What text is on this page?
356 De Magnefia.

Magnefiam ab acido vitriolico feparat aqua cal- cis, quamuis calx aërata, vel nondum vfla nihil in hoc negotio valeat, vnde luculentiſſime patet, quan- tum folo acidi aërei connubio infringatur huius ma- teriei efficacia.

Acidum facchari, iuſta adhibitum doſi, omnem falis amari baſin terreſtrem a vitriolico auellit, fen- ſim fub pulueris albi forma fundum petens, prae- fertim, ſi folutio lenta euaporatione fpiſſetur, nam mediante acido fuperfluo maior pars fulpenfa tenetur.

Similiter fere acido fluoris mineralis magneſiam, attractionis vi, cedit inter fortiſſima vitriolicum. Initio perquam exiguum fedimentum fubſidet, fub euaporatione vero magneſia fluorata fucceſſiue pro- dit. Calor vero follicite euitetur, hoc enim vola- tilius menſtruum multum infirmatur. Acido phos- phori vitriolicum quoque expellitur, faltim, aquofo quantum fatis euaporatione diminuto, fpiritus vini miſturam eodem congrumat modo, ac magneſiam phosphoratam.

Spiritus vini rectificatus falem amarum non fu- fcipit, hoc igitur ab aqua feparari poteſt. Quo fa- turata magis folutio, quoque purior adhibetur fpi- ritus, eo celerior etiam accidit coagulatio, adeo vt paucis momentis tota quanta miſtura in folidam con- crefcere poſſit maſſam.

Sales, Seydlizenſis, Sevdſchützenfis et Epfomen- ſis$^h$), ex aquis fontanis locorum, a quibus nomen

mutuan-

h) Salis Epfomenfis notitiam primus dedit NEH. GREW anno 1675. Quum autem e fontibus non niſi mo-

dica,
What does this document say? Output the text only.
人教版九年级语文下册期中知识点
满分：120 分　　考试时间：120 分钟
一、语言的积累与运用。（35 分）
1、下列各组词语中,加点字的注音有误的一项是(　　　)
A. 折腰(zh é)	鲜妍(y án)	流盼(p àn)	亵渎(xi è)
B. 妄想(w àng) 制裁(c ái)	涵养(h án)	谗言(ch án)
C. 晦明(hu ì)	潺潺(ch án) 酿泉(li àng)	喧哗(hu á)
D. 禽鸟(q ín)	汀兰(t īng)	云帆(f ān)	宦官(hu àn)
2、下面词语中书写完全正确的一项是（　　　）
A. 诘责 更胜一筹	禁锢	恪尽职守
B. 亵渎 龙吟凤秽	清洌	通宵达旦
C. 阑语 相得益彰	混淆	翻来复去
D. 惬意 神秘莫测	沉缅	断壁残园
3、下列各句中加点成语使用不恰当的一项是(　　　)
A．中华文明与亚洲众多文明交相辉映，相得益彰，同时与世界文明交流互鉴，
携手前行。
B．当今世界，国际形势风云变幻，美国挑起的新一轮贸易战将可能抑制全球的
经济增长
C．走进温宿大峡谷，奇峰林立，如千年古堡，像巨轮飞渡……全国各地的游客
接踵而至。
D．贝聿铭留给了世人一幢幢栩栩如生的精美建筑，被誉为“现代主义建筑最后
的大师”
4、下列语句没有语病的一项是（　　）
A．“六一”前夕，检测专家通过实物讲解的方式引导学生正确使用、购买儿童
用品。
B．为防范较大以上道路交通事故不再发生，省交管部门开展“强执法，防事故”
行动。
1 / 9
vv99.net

------------------------------------

Work through the records line by line and tally those with the word "相得益彰". Report only the total.

**Answer to the exercise:** 2